In your copy, leave out the pictures and repeat the entries below exactly.

§ Input material:
════
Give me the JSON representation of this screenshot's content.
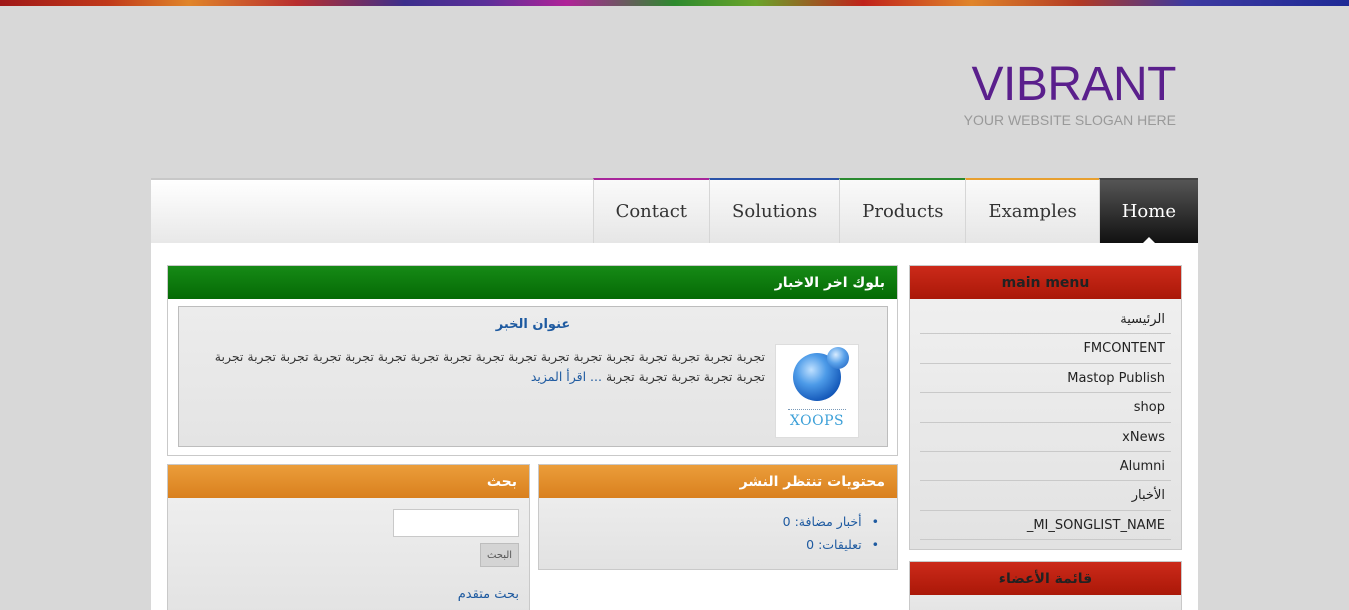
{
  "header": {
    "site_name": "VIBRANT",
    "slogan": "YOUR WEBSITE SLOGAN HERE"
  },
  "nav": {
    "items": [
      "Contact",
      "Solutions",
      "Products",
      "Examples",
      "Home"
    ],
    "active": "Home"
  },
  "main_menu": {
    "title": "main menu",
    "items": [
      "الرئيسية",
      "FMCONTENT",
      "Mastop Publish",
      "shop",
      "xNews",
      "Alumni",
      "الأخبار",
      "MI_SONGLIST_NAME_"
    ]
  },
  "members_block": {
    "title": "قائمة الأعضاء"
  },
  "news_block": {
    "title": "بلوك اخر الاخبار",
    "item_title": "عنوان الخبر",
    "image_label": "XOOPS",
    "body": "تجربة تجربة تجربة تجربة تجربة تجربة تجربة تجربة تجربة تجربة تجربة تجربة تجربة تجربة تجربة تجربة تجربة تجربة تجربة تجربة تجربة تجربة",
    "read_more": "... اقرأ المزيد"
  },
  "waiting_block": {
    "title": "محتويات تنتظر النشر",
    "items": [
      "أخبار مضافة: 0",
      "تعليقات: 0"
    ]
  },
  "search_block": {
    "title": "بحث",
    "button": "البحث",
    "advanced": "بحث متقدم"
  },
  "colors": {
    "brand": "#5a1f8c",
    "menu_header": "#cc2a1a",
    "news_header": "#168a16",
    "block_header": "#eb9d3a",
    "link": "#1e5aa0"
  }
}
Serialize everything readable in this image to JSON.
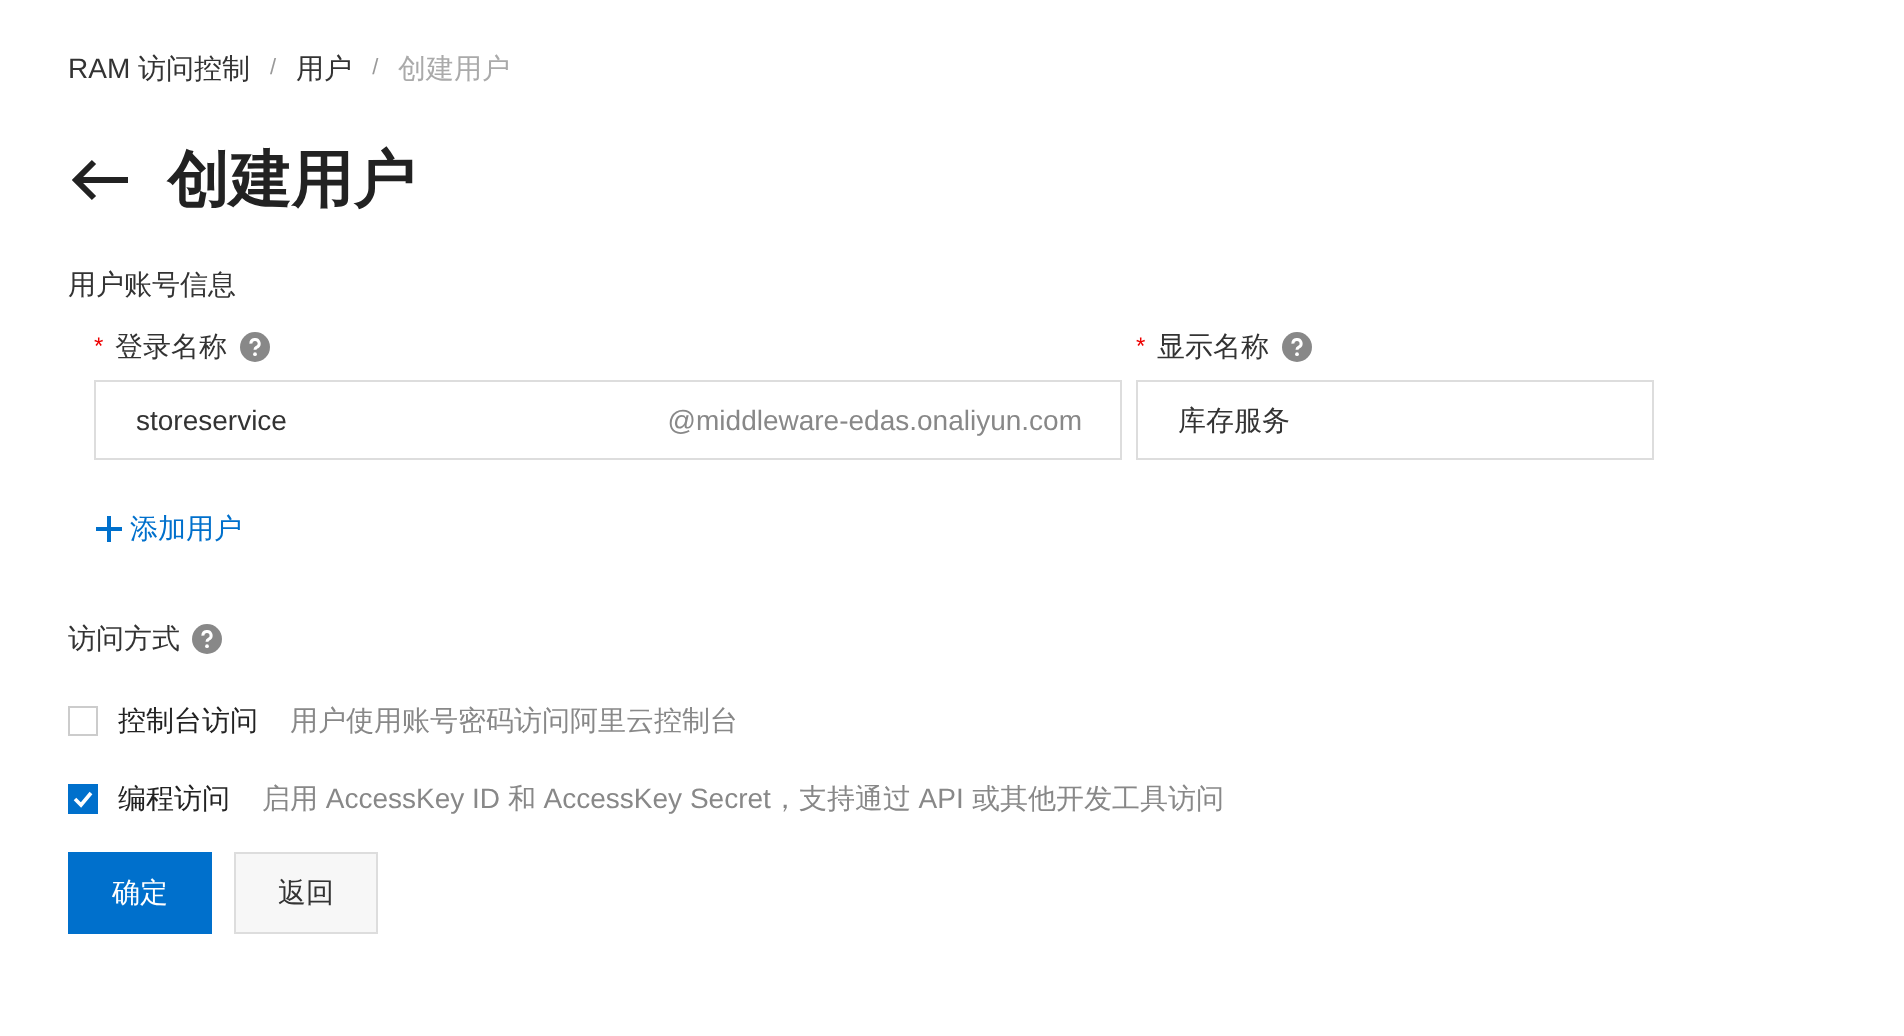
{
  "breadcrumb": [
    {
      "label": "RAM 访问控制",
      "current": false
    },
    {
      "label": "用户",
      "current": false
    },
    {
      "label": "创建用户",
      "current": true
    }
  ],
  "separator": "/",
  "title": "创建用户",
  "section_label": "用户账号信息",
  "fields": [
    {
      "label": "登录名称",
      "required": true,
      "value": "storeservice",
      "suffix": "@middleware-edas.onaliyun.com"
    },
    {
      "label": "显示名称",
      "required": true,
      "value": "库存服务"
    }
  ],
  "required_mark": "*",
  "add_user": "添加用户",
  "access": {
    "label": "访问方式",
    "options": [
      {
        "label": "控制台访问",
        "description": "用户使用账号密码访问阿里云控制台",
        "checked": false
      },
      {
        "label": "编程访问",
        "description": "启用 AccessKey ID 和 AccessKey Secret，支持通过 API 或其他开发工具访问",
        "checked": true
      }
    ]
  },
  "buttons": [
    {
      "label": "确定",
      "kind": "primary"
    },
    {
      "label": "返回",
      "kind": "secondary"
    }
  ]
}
════
§ Response:
Give me the JSON representation of this screenshot's content.
{
  "header": {
    "site_name": "VIBRANT",
    "slogan": "YOUR WEBSITE SLOGAN HERE"
  },
  "nav": {
    "items": [
      "Contact",
      "Solutions",
      "Products",
      "Examples",
      "Home"
    ],
    "active": "Home"
  },
  "main_menu": {
    "title": "main menu",
    "items": [
      "الرئيسية",
      "FMCONTENT",
      "Mastop Publish",
      "shop",
      "xNews",
      "Alumni",
      "الأخبار",
      "MI_SONGLIST_NAME_"
    ]
  },
  "members_block": {
    "title": "قائمة الأعضاء"
  },
  "news_block": {
    "title": "بلوك اخر الاخبار",
    "item_title": "عنوان الخبر",
    "image_label": "XOOPS",
    "body": "تجربة تجربة تجربة تجربة تجربة تجربة تجربة تجربة تجربة تجربة تجربة تجربة تجربة تجربة تجربة تجربة تجربة تجربة تجربة تجربة تجربة تجربة",
    "read_more": "... اقرأ المزيد"
  },
  "waiting_block": {
    "title": "محتويات تنتظر النشر",
    "items": [
      "أخبار مضافة: 0",
      "تعليقات: 0"
    ]
  },
  "search_block": {
    "title": "بحث",
    "button": "البحث",
    "advanced": "بحث متقدم"
  },
  "colors": {
    "brand": "#5a1f8c",
    "menu_header": "#cc2a1a",
    "news_header": "#168a16",
    "block_header": "#eb9d3a",
    "link": "#1e5aa0"
  }
}
Serialize everything readable in this image to JSON.
{
  "breadcrumb": [
    {
      "label": "RAM 访问控制",
      "current": false
    },
    {
      "label": "用户",
      "current": false
    },
    {
      "label": "创建用户",
      "current": true
    }
  ],
  "separator": "/",
  "title": "创建用户",
  "section_label": "用户账号信息",
  "fields": [
    {
      "label": "登录名称",
      "required": true,
      "value": "storeservice",
      "suffix": "@middleware-edas.onaliyun.com"
    },
    {
      "label": "显示名称",
      "required": true,
      "value": "库存服务"
    }
  ],
  "required_mark": "*",
  "add_user": "添加用户",
  "access": {
    "label": "访问方式",
    "options": [
      {
        "label": "控制台访问",
        "description": "用户使用账号密码访问阿里云控制台",
        "checked": false
      },
      {
        "label": "编程访问",
        "description": "启用 AccessKey ID 和 AccessKey Secret，支持通过 API 或其他开发工具访问",
        "checked": true
      }
    ]
  },
  "buttons": [
    {
      "label": "确定",
      "kind": "primary"
    },
    {
      "label": "返回",
      "kind": "secondary"
    }
  ]
}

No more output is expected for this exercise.